→ Task instructions
Assemble all lines in which the string "this" appears.

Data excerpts
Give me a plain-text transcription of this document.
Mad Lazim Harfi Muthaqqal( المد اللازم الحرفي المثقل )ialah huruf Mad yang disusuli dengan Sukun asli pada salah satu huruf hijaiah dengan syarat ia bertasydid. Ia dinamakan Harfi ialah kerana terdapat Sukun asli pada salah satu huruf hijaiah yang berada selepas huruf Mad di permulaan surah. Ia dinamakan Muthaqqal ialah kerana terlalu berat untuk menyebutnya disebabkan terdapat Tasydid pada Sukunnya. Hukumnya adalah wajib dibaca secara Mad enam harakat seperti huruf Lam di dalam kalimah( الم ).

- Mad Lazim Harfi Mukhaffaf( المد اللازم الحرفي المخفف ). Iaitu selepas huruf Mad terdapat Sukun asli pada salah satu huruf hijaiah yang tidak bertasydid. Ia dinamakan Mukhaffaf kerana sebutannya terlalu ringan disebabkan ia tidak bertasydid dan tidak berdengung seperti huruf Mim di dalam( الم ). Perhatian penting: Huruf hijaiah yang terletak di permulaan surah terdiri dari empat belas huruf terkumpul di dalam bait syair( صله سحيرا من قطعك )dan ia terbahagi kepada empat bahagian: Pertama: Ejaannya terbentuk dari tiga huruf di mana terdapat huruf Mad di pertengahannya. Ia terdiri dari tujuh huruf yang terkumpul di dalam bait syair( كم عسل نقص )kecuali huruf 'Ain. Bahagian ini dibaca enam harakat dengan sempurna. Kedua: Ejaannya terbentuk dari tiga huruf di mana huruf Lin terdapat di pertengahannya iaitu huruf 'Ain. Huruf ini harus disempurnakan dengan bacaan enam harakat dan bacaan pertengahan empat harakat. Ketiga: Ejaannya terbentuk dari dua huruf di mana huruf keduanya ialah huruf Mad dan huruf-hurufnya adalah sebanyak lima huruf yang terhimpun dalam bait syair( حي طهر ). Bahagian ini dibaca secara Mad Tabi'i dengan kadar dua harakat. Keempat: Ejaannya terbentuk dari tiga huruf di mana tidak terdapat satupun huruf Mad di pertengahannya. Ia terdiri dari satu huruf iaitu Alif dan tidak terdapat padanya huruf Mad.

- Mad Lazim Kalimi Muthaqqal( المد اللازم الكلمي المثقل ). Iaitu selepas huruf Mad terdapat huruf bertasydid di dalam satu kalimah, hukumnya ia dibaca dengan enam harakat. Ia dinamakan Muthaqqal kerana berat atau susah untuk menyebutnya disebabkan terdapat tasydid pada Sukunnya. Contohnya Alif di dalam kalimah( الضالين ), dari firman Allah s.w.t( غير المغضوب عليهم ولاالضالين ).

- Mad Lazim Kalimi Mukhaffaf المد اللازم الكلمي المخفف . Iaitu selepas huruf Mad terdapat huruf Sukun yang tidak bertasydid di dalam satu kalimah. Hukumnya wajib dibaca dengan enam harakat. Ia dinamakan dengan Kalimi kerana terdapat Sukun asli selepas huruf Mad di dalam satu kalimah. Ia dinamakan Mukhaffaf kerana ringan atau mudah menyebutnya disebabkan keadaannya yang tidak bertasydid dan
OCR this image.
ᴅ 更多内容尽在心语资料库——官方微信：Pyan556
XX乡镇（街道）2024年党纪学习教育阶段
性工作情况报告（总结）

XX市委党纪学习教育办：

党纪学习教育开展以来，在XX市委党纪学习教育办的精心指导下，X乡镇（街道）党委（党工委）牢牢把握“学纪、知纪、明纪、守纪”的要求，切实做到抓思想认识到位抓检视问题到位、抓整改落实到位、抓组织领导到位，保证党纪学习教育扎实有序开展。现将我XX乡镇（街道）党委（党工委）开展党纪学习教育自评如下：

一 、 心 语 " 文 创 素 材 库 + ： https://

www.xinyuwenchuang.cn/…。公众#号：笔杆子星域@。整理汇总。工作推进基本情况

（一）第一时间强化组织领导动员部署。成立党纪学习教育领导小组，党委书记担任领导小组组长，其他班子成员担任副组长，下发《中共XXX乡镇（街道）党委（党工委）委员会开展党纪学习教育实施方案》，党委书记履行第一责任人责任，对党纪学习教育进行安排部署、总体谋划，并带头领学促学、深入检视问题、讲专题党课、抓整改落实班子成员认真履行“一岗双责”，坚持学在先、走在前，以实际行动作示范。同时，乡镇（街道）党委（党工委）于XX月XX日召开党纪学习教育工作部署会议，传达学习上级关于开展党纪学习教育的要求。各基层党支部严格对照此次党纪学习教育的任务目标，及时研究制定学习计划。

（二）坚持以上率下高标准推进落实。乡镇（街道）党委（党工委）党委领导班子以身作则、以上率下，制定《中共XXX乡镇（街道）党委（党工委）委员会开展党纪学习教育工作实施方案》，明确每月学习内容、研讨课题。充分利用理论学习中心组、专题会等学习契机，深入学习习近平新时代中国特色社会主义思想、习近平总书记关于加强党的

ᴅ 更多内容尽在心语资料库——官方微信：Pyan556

→ Solution
Give me a plain-text transcription of this document.
OCR this image.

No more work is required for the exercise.